TEXT EXCERPT:
--- --- ---
Moore wanted to build a better gun in which exploits would become customized bullets. After a few years of work, by 2006, the Metasploit Framework was already the hottest tool in the hacker community. Its ease of use and wide variety of dangerous payloads made it the darling of script kiddies and professional hackers alike. As Moore said at the time, “Metasploit both raises and lowers the bar.”

In 2010, Moore was approached by Rapid7, a security penetration-testing firm in Texas. The company wanted to hire Moore and productize Metasploit. He agreed, and for the past three years, Metasploit Pro has been selling like hotcakes.

But in a world where the rules of engagement for punk musicians and the hacker underground are remarkably similar, what happens when you take your punk-rock application and sign up for distribution with Warner Bros. Records?

Oddly enough, Moore said that the experience has been transformative for the project. Chief among the reasons Metasploit has survived corporate takeover is the exact reason many open-source projects aim to found a company: resources.

“We were doing about five to 10 exploits per month and only having 150 unique exploits. Since then, we have over 1,000 exploits, and we add one a day. Sometimes we add two or three a day,” he said.

That comes from having a team dedicated and paid to update and expand the capabilities of Metasploit. “We pay for open-source development by producing a commercial product,” said Moore. “If you look at the framework, it’s a bag of tools. The product is one-click, and 30% of your penetration test is done. Mostly, we have a QA group—a commercial development team—which provides for Metasploit Pro and Express. Then we have a framework team that works on the core and then exploits.”
--- --- ---
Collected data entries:
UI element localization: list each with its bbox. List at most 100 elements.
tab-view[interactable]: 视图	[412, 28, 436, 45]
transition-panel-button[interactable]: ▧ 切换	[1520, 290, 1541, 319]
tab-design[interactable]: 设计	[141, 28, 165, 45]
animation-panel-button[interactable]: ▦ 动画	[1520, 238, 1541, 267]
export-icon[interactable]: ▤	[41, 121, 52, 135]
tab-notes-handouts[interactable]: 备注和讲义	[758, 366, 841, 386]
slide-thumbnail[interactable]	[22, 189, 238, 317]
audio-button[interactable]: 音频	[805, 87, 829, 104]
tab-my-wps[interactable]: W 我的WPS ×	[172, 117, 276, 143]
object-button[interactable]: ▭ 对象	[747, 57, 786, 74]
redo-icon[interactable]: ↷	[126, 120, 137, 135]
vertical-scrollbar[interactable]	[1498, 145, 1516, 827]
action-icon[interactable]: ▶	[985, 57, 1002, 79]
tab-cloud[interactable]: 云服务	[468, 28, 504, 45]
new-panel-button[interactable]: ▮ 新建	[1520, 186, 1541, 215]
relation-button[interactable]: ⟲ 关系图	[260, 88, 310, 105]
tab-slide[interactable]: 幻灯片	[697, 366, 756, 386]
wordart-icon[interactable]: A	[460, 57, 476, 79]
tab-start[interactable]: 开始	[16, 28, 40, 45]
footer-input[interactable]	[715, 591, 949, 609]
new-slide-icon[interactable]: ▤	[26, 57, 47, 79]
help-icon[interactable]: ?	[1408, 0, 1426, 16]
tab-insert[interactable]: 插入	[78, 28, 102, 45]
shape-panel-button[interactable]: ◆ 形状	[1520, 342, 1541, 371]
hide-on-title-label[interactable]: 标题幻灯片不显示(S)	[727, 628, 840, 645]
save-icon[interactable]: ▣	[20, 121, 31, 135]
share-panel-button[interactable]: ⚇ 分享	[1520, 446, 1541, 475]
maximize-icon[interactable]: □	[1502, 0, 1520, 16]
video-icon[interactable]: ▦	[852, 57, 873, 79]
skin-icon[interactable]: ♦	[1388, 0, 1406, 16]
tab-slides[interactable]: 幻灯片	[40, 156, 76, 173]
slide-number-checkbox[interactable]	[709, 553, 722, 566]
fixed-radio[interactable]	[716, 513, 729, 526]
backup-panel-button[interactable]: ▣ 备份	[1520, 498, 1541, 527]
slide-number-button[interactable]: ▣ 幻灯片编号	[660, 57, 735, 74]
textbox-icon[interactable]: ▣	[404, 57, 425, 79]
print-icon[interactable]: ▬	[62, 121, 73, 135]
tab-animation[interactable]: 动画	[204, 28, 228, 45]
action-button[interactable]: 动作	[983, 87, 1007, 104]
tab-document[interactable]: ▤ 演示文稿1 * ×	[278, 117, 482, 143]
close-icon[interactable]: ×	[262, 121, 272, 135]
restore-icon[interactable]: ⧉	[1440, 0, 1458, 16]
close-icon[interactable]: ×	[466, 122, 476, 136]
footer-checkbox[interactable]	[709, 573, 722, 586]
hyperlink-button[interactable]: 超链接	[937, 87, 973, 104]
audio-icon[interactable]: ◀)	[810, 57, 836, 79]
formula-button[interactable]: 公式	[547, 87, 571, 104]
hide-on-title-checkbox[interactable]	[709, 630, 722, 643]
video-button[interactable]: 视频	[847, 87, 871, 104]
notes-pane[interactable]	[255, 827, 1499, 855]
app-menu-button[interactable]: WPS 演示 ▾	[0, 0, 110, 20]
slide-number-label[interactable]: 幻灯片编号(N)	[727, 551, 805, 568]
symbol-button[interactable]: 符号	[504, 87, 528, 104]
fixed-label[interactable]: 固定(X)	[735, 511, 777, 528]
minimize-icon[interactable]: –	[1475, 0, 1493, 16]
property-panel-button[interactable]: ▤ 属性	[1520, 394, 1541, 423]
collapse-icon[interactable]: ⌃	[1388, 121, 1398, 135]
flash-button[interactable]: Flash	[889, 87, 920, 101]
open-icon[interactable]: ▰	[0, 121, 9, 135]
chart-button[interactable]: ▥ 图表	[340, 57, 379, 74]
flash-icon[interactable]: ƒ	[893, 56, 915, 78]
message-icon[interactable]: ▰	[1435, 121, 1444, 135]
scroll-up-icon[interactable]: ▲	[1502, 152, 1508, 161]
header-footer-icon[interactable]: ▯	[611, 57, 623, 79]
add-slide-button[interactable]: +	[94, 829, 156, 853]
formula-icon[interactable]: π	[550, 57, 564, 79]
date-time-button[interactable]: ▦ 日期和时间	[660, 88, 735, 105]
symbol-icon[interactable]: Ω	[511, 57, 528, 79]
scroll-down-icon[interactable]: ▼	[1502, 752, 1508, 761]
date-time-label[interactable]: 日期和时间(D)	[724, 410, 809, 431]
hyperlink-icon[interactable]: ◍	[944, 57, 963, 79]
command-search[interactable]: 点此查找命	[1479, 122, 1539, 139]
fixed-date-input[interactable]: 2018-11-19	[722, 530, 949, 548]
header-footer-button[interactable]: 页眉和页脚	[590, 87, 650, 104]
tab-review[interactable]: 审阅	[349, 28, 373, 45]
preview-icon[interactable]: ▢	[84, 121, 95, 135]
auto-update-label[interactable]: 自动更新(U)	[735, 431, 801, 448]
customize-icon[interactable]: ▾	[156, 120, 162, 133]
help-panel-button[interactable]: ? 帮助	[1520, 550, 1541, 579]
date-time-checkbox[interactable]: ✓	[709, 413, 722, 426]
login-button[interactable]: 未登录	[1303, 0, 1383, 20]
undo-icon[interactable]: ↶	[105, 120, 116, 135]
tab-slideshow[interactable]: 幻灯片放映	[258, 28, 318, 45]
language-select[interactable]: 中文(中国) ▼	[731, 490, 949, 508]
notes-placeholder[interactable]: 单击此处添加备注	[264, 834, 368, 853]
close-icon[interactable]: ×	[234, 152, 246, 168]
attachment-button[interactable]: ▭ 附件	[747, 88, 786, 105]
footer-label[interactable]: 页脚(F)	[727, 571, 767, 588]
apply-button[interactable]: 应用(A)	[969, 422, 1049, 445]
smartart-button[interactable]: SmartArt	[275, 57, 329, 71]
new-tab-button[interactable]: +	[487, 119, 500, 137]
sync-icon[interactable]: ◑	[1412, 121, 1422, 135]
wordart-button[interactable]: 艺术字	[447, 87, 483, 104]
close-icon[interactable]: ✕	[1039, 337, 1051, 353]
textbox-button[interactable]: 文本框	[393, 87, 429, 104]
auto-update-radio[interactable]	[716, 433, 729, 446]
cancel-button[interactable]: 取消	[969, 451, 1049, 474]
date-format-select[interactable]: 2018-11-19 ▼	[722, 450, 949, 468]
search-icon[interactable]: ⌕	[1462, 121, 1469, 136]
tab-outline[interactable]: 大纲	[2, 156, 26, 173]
--- --- ---
TASKS AND EXERCISES:
**1.** List every figure the Metasploit passage gives for the number of exploits.
**2.** Reproduce the Metasploit passage from "Moore wanted to" to "Warner Bros. Records?".
**3.** Carry on the Metasploit passage from its final sentence.

OUTPUTS BY TASK:
**1.**
- five to 10 exploits per month
- 150 unique exploits
- over 1,000 exploits
- one a day
- two or three a day

**2.**
Moore wanted to build a better gun in which exploits would become customized bullets. After a few years of work, by 2006, the Metasploit Framework was already the hottest tool in the hacker community. Its ease of use and wide variety of dangerous payloads made it the darling of script kiddies and professional hackers alike. As Moore said at the time, “Metasploit both raises and lowers the bar.”

In 2010, Moore was approached by Rapid7, a security penetration-testing firm in Texas. The company wanted to hire Moore and productize Metasploit. He agreed, and for the past three years, Metasploit Pro has been selling like hotcakes.

But in a world where the rules of engagement for punk musicians and the hacker underground are remarkably similar, what happens when you take your punk-rock application and sign up for distribution with Warner Bros. Records?

**3.**
That’s a lot more developers than Moore had when the project was just him and some friends on IRC. In total, he said he was thrilled to have 20 developers working full time on the project.

“It’s more than I ever planned for. I’m very happy it happened,” he said. “Every metric has been through the roof, and we did it without alienating our open-source community. We keep trying to walk the line between providing things on the penetration-test side and the open-source side, but the hardest part has been trying to find the right balance. This is as good as it gets for the open-source hybrid approach.”

Perhaps what’s more interesting about Metasploit’s acquisition isn’t the fact that a corporation decided to embrace and productize an open-source product, but rather the fact that a corporate entity was willing to invest in what was, without a doubt, one of the most powerful hacking tools available.

“The commercial market for these types of tools has become more relaxed,” said Moore. “We had a lot of pushback saying, ‘Bad people could use this!’ We’d already gone through six years of this battle in open source. We’ve made the case for disclosure, but that war has basically been won. It’s great to say I’ve spent the last 10 years working on Metasploit and I’m not in jail yet.”